# THE TASK
Isolate every line in the records below with "carriage" in it.
:::::
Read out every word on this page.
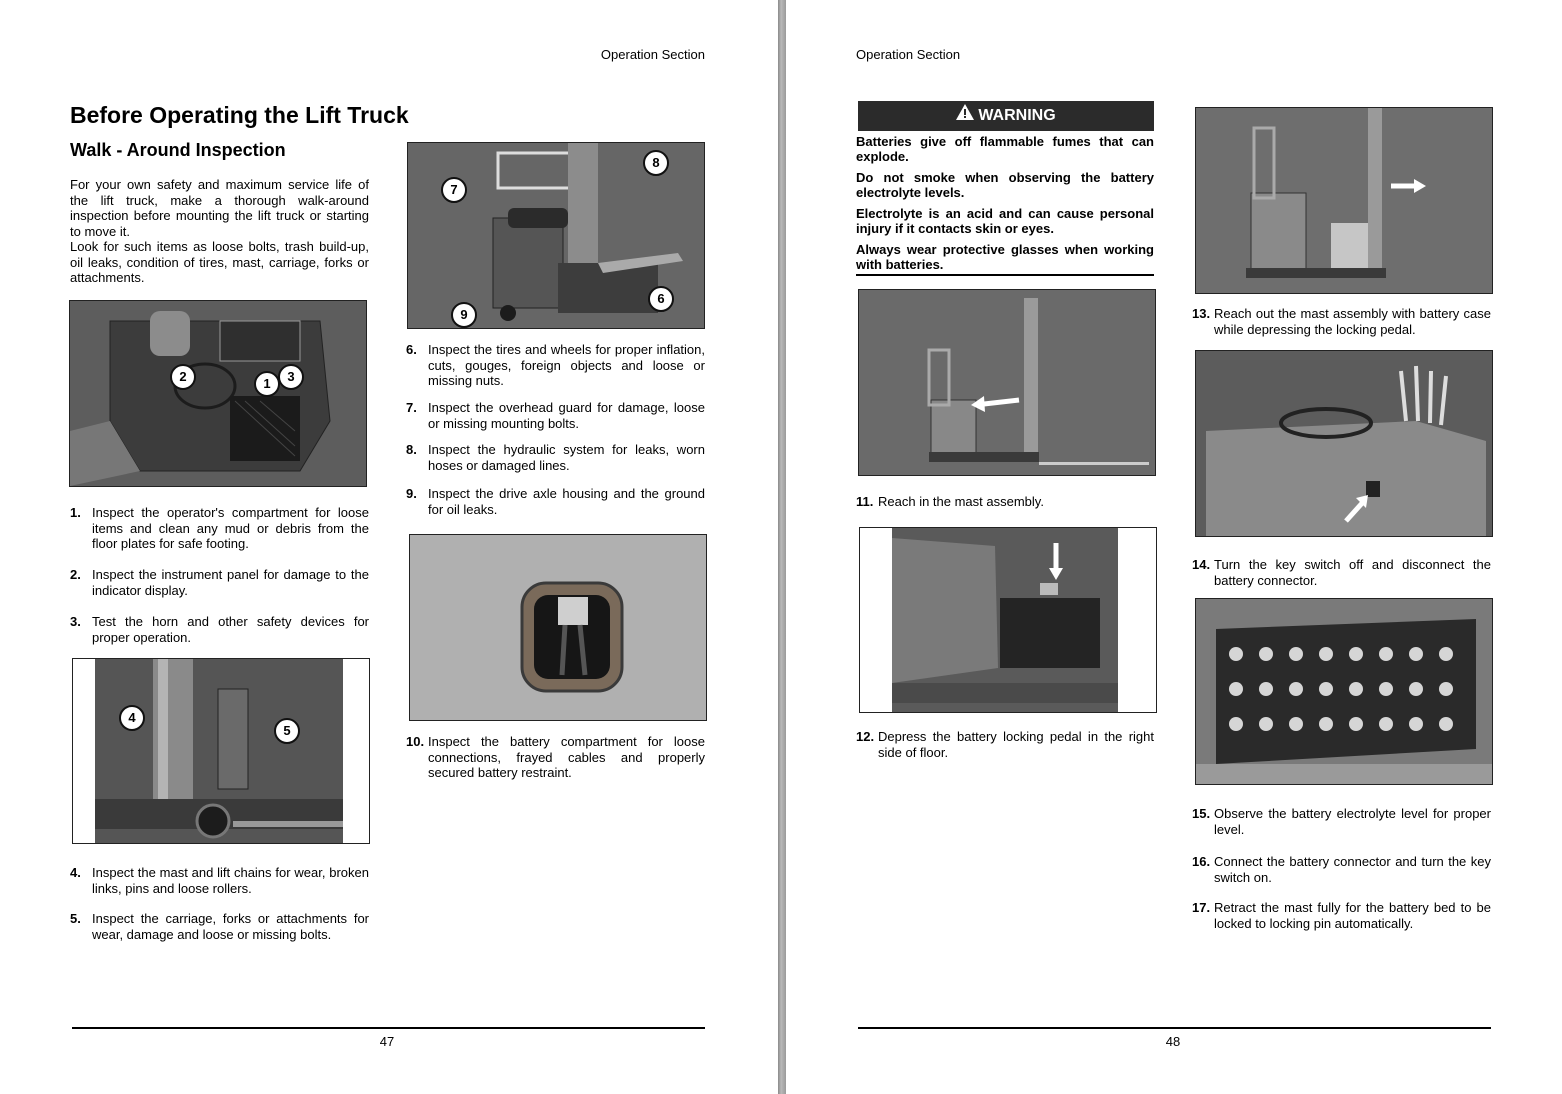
Operation Section
Before Operating the Lift Truck
Walk - Around Inspection
For your own safety and maximum service life of the lift truck, make a thorough walk-around inspection before mounting the lift truck or starting to move it.
Look for such items as loose bolts, trash build-up, oil leaks, condition of tires, mast, carriage, forks or attachments.
2	1	3
1. Inspect the operator's compartment for loose items and clean any mud or debris from the floor plates for safe footing.
2. Inspect the instrument panel for damage to the indicator display.
3. Test the horn and other safety devices for proper operation.
4
5
4. Inspect the mast and lift chains for wear, broken links, pins and loose rollers.
5. Inspect the carriage, forks or attachments for wear, damage and loose or missing bolts.
7
8
6
9
6. Inspect the tires and wheels for proper inflation, cuts, gouges, foreign objects and loose or missing nuts.
7. Inspect the overhead guard for damage, loose or missing mounting bolts.
8. Inspect the hydraulic system for leaks, worn hoses or damaged lines.
9. Inspect the drive axle housing and the ground for oil leaks.
10. Inspect the battery compartment for loose connections, frayed cables and properly secured battery restraint.
47
Operation Section
WARNING

Batteries give off flammable fumes that can explode.

Do not smoke when observing the battery electrolyte levels.

Electrolyte is an acid and can cause personal injury if it contacts skin or eyes.

Always wear protective glasses when working with batteries.

11. Reach in the mast assembly.
12. Depress the battery locking pedal in the right side of floor.
13. Reach out the mast assembly with battery case while depressing the locking pedal.
14. Turn the key switch off and disconnect the battery connector.
15. Observe the battery electrolyte level for proper level.
16. Connect the battery connector and turn the key switch on.
17. Retract the mast fully for the battery bed to be locked to locking pin automatically.
48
:::::
# CORRECT ANSWER
Look for such items as loose bolts, trash build-up, oil leaks, condition of tires, mast, carriage, forks or attachments.
5. Inspect the carriage, forks or attachments for wear, damage and loose or missing bolts.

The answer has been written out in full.